Quote all entries exactly, leaving pictures aside.
########
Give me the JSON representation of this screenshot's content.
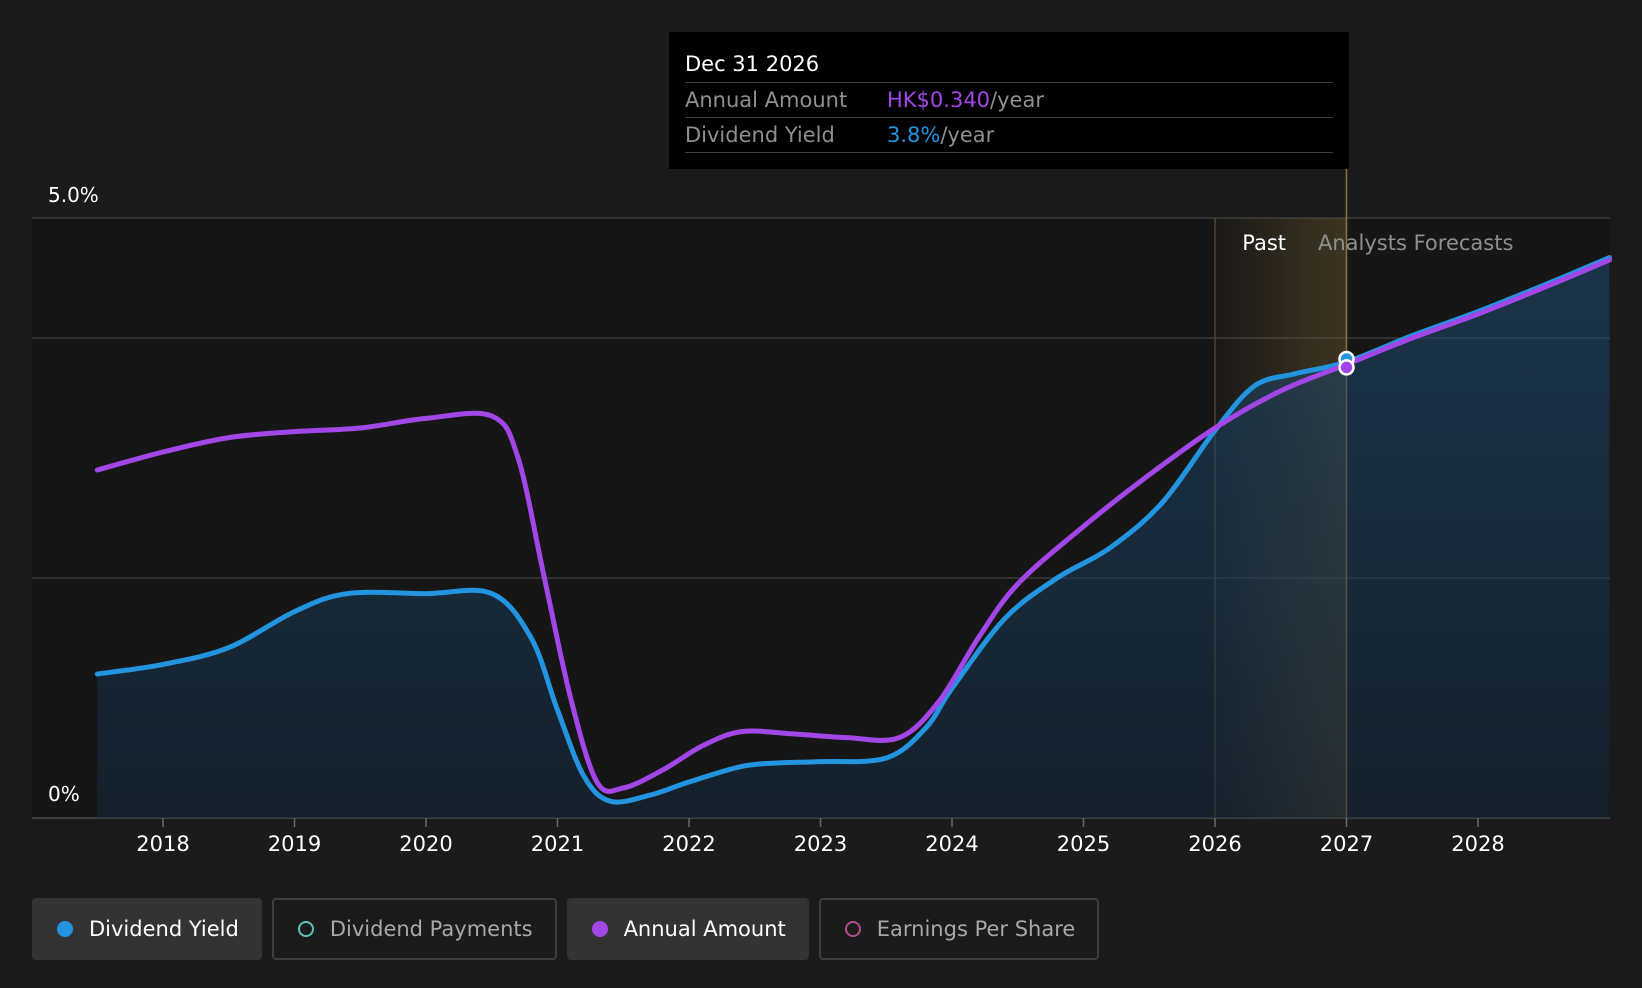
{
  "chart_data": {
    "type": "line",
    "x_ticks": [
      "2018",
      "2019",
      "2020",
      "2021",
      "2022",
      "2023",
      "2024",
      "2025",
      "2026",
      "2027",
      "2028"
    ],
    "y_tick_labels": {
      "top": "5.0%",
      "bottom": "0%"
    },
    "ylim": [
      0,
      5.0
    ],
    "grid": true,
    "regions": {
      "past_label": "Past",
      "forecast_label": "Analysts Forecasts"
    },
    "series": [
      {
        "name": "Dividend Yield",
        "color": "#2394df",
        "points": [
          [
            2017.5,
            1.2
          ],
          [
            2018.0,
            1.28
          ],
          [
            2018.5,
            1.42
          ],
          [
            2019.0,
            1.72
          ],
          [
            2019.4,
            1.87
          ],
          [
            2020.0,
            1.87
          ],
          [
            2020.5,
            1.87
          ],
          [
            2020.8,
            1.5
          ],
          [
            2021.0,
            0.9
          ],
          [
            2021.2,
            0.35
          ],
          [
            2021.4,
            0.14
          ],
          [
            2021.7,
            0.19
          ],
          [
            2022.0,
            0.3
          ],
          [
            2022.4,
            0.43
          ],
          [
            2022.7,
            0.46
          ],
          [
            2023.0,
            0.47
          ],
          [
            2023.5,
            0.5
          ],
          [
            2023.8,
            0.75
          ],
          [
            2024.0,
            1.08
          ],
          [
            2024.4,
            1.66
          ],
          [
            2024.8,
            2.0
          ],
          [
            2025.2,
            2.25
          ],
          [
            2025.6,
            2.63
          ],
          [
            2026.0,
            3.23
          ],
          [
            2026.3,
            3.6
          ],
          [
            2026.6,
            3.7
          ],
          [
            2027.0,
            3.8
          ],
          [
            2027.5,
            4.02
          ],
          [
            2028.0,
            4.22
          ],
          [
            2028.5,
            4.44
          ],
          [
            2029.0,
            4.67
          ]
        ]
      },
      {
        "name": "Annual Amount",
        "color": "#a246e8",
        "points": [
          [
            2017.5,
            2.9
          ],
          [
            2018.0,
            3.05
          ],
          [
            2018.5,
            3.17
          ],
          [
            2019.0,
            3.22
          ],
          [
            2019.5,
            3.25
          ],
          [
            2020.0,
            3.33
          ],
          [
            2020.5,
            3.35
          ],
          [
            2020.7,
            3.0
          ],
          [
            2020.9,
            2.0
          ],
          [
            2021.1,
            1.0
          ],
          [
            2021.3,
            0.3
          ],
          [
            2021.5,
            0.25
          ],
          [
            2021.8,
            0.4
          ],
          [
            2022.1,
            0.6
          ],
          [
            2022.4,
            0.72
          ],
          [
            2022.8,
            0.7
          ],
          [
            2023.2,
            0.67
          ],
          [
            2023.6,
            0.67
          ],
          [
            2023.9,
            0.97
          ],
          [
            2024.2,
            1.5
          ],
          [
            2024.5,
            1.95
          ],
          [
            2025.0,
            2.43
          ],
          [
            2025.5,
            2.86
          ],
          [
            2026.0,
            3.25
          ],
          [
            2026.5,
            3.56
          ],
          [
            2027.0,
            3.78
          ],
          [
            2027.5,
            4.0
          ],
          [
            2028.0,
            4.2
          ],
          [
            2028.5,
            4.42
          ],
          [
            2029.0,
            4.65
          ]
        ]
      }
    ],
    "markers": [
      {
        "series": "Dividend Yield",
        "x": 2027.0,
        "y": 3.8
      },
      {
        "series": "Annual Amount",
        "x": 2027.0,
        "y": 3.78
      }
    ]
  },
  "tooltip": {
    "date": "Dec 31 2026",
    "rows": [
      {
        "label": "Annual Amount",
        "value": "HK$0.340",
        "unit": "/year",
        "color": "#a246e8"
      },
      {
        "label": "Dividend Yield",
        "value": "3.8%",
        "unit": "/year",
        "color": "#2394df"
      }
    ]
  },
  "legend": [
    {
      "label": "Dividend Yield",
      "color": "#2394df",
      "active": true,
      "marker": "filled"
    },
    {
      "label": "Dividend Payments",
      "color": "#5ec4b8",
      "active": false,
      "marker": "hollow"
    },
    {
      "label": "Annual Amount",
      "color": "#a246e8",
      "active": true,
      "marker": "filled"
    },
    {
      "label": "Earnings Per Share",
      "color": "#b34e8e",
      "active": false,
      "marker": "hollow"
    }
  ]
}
########
The output:
Give me the JSON representation of this screenshot's content.
{
  "chart_data": {
    "type": "line",
    "x_ticks": [
      "2018",
      "2019",
      "2020",
      "2021",
      "2022",
      "2023",
      "2024",
      "2025",
      "2026",
      "2027",
      "2028"
    ],
    "y_tick_labels": {
      "top": "5.0%",
      "bottom": "0%"
    },
    "ylim": [
      0,
      5.0
    ],
    "grid": true,
    "regions": {
      "past_label": "Past",
      "forecast_label": "Analysts Forecasts"
    },
    "series": [
      {
        "name": "Dividend Yield",
        "color": "#2394df",
        "points": [
          [
            2017.5,
            1.2
          ],
          [
            2018.0,
            1.28
          ],
          [
            2018.5,
            1.42
          ],
          [
            2019.0,
            1.72
          ],
          [
            2019.4,
            1.87
          ],
          [
            2020.0,
            1.87
          ],
          [
            2020.5,
            1.87
          ],
          [
            2020.8,
            1.5
          ],
          [
            2021.0,
            0.9
          ],
          [
            2021.2,
            0.35
          ],
          [
            2021.4,
            0.14
          ],
          [
            2021.7,
            0.19
          ],
          [
            2022.0,
            0.3
          ],
          [
            2022.4,
            0.43
          ],
          [
            2022.7,
            0.46
          ],
          [
            2023.0,
            0.47
          ],
          [
            2023.5,
            0.5
          ],
          [
            2023.8,
            0.75
          ],
          [
            2024.0,
            1.08
          ],
          [
            2024.4,
            1.66
          ],
          [
            2024.8,
            2.0
          ],
          [
            2025.2,
            2.25
          ],
          [
            2025.6,
            2.63
          ],
          [
            2026.0,
            3.23
          ],
          [
            2026.3,
            3.6
          ],
          [
            2026.6,
            3.7
          ],
          [
            2027.0,
            3.8
          ],
          [
            2027.5,
            4.02
          ],
          [
            2028.0,
            4.22
          ],
          [
            2028.5,
            4.44
          ],
          [
            2029.0,
            4.67
          ]
        ]
      },
      {
        "name": "Annual Amount",
        "color": "#a246e8",
        "points": [
          [
            2017.5,
            2.9
          ],
          [
            2018.0,
            3.05
          ],
          [
            2018.5,
            3.17
          ],
          [
            2019.0,
            3.22
          ],
          [
            2019.5,
            3.25
          ],
          [
            2020.0,
            3.33
          ],
          [
            2020.5,
            3.35
          ],
          [
            2020.7,
            3.0
          ],
          [
            2020.9,
            2.0
          ],
          [
            2021.1,
            1.0
          ],
          [
            2021.3,
            0.3
          ],
          [
            2021.5,
            0.25
          ],
          [
            2021.8,
            0.4
          ],
          [
            2022.1,
            0.6
          ],
          [
            2022.4,
            0.72
          ],
          [
            2022.8,
            0.7
          ],
          [
            2023.2,
            0.67
          ],
          [
            2023.6,
            0.67
          ],
          [
            2023.9,
            0.97
          ],
          [
            2024.2,
            1.5
          ],
          [
            2024.5,
            1.95
          ],
          [
            2025.0,
            2.43
          ],
          [
            2025.5,
            2.86
          ],
          [
            2026.0,
            3.25
          ],
          [
            2026.5,
            3.56
          ],
          [
            2027.0,
            3.78
          ],
          [
            2027.5,
            4.0
          ],
          [
            2028.0,
            4.2
          ],
          [
            2028.5,
            4.42
          ],
          [
            2029.0,
            4.65
          ]
        ]
      }
    ],
    "markers": [
      {
        "series": "Dividend Yield",
        "x": 2027.0,
        "y": 3.8
      },
      {
        "series": "Annual Amount",
        "x": 2027.0,
        "y": 3.78
      }
    ]
  },
  "tooltip": {
    "date": "Dec 31 2026",
    "rows": [
      {
        "label": "Annual Amount",
        "value": "HK$0.340",
        "unit": "/year",
        "color": "#a246e8"
      },
      {
        "label": "Dividend Yield",
        "value": "3.8%",
        "unit": "/year",
        "color": "#2394df"
      }
    ]
  },
  "legend": [
    {
      "label": "Dividend Yield",
      "color": "#2394df",
      "active": true,
      "marker": "filled"
    },
    {
      "label": "Dividend Payments",
      "color": "#5ec4b8",
      "active": false,
      "marker": "hollow"
    },
    {
      "label": "Annual Amount",
      "color": "#a246e8",
      "active": true,
      "marker": "filled"
    },
    {
      "label": "Earnings Per Share",
      "color": "#b34e8e",
      "active": false,
      "marker": "hollow"
    }
  ]
}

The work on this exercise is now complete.